Records contained in a dataset:
▼▼▼

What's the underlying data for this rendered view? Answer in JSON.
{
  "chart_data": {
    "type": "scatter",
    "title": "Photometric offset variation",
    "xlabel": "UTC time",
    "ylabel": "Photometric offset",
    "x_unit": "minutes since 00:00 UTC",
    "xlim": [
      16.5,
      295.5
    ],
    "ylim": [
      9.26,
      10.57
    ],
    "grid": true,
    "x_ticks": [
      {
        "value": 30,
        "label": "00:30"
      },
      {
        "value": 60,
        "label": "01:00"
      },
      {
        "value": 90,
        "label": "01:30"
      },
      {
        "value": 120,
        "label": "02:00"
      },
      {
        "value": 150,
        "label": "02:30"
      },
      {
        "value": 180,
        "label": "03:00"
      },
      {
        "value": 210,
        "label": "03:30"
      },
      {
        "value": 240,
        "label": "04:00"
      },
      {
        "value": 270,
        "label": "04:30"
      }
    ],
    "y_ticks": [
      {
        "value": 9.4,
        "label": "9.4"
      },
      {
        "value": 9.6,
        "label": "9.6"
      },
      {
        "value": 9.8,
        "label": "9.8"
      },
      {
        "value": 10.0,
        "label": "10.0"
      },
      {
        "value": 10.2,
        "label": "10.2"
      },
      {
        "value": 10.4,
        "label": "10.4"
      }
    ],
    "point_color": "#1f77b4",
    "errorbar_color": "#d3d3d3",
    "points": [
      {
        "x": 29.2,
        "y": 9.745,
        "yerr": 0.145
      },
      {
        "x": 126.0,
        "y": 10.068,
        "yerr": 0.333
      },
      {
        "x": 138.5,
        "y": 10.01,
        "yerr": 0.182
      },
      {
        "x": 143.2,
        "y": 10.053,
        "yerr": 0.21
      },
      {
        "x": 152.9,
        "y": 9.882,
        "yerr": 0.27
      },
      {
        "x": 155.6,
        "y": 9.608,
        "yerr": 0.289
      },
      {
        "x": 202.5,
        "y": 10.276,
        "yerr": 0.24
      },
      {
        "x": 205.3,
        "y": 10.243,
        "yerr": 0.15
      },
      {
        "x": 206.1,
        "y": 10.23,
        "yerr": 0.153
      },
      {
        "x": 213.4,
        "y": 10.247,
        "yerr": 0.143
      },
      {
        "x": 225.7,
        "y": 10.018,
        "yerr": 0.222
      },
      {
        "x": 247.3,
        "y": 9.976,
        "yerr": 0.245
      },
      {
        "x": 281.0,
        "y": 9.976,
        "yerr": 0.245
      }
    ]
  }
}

▲▲▲

What the exercise asks >> Go through the material and select each line with the string "Photometric" in it.

Task answer >>
    "title": "Photometric offset variation",
    "ylabel": "Photometric offset",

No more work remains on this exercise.